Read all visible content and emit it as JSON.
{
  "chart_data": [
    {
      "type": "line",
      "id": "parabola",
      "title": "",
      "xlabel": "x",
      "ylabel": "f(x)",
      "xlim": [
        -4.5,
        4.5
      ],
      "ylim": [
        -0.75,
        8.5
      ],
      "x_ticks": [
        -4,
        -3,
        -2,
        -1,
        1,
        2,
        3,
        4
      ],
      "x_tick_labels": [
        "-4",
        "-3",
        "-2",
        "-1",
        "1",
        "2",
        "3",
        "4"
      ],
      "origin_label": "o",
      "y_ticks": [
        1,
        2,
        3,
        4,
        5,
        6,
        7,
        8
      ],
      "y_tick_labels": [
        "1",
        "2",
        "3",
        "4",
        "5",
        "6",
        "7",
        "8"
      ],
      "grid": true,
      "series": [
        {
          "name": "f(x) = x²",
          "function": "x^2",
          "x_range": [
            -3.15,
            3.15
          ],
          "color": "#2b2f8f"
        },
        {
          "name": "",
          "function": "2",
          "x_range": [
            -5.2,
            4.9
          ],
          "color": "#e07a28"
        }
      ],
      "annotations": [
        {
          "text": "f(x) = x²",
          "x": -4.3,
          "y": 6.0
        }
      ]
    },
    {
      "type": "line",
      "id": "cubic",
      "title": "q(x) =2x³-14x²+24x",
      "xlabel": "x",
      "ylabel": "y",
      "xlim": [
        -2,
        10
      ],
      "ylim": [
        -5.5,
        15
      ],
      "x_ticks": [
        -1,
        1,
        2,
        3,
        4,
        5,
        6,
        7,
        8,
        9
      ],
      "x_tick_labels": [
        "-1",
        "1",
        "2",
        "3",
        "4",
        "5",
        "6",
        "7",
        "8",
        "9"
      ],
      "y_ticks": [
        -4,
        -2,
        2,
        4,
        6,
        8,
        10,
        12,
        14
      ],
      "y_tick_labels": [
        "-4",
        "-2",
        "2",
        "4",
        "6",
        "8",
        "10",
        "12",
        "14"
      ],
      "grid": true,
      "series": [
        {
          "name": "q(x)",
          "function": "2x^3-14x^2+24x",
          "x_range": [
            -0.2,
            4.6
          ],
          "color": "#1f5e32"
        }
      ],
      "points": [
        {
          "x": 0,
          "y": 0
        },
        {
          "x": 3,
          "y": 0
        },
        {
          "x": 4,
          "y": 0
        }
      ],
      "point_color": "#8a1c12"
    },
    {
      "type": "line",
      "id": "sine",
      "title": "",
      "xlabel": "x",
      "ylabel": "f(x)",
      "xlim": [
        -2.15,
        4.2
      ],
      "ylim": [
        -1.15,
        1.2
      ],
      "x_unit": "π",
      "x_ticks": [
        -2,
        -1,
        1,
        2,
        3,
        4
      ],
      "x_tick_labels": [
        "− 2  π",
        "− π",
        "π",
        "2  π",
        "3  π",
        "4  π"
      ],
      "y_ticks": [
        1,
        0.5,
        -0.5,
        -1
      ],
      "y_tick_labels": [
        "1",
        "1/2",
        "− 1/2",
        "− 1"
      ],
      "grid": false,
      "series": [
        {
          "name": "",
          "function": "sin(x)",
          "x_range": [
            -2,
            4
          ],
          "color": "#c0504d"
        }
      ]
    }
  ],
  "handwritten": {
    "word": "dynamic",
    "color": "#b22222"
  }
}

========================

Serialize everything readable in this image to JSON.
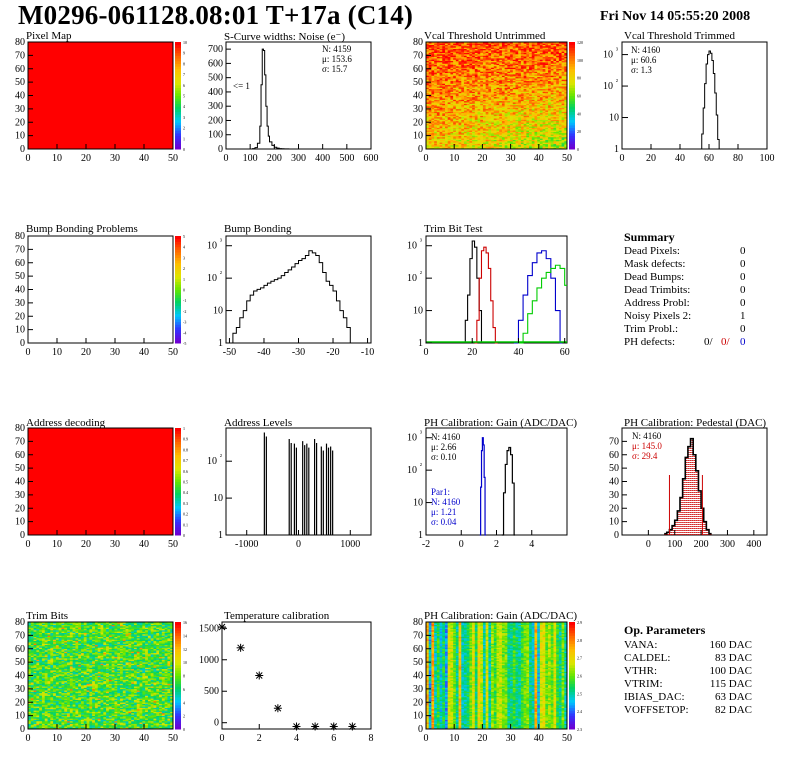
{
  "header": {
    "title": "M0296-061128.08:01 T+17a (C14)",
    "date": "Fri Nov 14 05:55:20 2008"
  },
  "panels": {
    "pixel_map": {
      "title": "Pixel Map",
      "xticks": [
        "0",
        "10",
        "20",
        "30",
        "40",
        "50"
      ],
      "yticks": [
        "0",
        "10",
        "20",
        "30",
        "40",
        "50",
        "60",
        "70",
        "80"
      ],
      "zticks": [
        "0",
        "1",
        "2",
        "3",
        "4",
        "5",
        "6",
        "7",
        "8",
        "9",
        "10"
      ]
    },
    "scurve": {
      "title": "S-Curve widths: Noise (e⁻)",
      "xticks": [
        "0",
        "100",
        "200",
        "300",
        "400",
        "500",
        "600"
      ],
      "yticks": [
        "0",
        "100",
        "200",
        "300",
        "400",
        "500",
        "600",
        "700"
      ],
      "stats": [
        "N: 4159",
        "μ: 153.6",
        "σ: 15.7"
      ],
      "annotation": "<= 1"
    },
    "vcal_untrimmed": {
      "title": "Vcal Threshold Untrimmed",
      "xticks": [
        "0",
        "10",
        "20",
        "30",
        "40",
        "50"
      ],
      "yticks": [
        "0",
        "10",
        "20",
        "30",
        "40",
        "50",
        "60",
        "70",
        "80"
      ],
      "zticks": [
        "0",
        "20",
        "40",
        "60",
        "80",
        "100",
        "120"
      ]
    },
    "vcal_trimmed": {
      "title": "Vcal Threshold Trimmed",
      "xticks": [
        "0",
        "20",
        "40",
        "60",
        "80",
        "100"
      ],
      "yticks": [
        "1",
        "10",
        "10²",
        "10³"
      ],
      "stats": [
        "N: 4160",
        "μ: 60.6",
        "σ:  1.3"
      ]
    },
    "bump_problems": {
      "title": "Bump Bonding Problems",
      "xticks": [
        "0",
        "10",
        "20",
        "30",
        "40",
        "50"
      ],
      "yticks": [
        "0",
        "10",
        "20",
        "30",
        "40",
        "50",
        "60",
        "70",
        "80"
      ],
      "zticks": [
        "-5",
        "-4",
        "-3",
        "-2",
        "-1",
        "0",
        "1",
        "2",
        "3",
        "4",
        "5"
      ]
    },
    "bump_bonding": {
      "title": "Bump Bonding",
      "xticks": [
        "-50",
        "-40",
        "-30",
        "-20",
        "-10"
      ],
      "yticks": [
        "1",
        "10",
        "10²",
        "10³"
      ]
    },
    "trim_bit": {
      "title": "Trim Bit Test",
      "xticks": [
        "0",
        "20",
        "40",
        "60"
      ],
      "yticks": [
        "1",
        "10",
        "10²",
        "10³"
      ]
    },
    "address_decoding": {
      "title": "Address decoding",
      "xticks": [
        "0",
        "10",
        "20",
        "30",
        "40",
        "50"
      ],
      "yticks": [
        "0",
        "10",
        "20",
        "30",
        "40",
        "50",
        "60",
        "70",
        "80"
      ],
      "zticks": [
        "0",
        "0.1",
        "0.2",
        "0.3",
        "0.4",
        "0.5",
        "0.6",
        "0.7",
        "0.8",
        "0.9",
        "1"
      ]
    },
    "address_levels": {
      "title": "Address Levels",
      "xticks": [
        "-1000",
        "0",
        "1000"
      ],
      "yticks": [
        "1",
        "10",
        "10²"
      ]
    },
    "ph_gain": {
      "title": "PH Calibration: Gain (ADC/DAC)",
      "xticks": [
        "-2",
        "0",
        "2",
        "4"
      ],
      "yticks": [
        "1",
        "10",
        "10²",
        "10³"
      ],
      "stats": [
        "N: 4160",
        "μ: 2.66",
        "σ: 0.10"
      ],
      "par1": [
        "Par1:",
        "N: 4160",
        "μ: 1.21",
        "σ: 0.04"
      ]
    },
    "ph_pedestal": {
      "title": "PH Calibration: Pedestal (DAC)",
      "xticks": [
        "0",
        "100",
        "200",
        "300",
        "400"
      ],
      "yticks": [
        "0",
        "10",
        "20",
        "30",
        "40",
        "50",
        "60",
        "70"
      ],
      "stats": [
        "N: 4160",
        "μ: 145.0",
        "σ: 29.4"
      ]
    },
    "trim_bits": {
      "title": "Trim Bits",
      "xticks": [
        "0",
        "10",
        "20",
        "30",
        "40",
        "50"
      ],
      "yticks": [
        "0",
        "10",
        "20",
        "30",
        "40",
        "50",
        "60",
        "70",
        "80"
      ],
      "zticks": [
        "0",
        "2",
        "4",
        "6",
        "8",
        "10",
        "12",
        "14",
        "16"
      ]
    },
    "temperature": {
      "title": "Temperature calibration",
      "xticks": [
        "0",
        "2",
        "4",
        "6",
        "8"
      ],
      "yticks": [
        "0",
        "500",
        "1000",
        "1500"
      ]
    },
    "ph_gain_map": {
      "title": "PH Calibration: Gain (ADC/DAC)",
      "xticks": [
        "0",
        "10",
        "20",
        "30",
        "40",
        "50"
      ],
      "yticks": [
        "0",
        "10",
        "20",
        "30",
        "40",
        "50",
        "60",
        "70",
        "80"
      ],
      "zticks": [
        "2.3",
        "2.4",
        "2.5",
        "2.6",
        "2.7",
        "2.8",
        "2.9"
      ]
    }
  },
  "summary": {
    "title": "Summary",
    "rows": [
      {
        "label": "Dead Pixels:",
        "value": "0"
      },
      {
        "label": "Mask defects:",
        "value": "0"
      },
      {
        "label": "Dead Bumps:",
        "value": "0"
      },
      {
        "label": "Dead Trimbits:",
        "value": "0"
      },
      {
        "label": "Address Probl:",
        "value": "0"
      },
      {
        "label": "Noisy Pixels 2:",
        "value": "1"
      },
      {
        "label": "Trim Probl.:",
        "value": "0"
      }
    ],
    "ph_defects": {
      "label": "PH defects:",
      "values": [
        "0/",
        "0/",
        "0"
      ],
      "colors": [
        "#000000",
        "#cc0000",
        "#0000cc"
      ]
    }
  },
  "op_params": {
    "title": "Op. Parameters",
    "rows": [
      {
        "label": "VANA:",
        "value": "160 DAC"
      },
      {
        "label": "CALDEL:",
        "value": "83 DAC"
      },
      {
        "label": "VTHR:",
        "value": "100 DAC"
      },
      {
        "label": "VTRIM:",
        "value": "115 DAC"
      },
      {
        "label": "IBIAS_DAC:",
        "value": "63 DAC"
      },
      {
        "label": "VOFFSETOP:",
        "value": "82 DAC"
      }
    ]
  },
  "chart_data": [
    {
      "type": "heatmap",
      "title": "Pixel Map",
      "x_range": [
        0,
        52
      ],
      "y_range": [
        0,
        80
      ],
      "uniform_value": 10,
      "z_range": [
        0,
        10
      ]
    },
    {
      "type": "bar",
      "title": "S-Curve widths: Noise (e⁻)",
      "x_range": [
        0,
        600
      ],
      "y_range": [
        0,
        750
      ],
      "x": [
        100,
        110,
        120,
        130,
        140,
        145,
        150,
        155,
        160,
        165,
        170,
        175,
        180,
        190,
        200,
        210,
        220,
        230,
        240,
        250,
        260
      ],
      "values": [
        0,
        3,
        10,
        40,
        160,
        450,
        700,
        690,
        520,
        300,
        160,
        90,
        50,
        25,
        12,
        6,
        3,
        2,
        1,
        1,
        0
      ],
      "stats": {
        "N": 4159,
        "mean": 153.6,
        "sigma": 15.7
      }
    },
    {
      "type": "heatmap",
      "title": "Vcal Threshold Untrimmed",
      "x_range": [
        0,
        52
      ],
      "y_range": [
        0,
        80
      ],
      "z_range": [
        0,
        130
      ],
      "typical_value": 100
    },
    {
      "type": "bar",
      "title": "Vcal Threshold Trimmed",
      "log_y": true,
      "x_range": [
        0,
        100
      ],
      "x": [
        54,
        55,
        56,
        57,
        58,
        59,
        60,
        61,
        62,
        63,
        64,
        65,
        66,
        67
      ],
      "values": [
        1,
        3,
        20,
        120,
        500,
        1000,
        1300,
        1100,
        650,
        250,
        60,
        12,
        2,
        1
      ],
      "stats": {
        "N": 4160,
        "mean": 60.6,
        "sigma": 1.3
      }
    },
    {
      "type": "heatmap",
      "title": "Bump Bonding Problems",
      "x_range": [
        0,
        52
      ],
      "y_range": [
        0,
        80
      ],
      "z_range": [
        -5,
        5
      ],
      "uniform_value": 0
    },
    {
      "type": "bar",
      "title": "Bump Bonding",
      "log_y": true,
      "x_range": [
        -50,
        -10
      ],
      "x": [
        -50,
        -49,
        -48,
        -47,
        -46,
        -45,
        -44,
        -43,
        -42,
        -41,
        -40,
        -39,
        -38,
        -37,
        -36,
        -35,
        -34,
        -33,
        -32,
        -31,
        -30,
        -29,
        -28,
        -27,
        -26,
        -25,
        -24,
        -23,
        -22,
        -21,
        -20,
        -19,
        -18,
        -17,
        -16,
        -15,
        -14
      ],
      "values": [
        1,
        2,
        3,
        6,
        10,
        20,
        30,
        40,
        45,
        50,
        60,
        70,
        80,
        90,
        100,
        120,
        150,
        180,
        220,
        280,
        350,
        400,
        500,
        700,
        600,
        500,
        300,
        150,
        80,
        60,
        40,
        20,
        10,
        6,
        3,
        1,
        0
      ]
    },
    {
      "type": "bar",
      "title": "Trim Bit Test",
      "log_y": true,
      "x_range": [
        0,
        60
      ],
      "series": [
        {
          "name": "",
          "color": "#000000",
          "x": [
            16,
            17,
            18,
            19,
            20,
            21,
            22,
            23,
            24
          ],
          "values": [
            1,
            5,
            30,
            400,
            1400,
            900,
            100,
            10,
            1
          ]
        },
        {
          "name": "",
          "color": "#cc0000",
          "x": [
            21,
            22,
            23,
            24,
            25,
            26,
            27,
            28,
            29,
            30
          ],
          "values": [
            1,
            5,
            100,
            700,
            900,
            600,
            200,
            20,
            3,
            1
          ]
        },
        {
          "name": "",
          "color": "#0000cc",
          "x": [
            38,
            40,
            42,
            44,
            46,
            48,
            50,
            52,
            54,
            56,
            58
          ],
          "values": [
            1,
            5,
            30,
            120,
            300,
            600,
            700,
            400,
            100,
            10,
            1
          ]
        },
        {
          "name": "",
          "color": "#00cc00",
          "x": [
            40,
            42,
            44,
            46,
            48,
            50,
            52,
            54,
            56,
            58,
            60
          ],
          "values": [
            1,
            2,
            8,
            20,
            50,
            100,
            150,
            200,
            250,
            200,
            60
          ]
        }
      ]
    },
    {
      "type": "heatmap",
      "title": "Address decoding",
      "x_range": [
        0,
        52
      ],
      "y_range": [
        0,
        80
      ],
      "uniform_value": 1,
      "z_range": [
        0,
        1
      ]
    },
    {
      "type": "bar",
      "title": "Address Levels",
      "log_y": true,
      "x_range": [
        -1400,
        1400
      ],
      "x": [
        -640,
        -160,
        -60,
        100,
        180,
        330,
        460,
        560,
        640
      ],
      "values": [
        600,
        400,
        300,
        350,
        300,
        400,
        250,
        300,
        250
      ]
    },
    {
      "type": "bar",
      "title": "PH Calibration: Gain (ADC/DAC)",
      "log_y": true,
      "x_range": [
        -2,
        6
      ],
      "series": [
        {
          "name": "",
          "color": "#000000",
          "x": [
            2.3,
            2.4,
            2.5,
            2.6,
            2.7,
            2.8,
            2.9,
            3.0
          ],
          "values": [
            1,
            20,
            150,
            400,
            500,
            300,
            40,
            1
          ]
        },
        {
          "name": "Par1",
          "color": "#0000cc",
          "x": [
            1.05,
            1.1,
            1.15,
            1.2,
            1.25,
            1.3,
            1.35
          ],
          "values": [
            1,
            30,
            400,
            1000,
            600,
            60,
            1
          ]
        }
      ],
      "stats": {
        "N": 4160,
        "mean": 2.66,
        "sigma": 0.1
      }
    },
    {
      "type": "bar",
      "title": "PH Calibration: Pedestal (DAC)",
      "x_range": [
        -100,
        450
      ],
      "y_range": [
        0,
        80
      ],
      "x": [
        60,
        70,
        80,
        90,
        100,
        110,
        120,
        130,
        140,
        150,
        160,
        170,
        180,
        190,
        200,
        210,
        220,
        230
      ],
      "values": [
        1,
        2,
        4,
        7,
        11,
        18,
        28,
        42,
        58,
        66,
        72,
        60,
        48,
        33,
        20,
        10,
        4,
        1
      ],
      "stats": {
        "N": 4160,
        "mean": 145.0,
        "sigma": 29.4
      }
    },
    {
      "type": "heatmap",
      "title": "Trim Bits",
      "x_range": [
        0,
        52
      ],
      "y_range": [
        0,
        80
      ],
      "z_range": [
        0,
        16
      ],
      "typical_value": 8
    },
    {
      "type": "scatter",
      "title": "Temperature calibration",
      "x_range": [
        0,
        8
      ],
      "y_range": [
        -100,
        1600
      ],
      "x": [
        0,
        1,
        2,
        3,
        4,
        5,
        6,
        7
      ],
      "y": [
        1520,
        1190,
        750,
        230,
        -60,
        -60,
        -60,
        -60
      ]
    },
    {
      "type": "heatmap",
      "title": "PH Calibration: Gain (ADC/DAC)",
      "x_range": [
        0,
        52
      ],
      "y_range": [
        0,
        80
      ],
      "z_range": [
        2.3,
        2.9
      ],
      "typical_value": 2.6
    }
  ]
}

========================

* [Prompt] Using the data above, copy each line that contains "Pixels".

* [Solution to the exercise]
        "label": "Dead Pixels:",
        "label": "Noisy Pixels 2:",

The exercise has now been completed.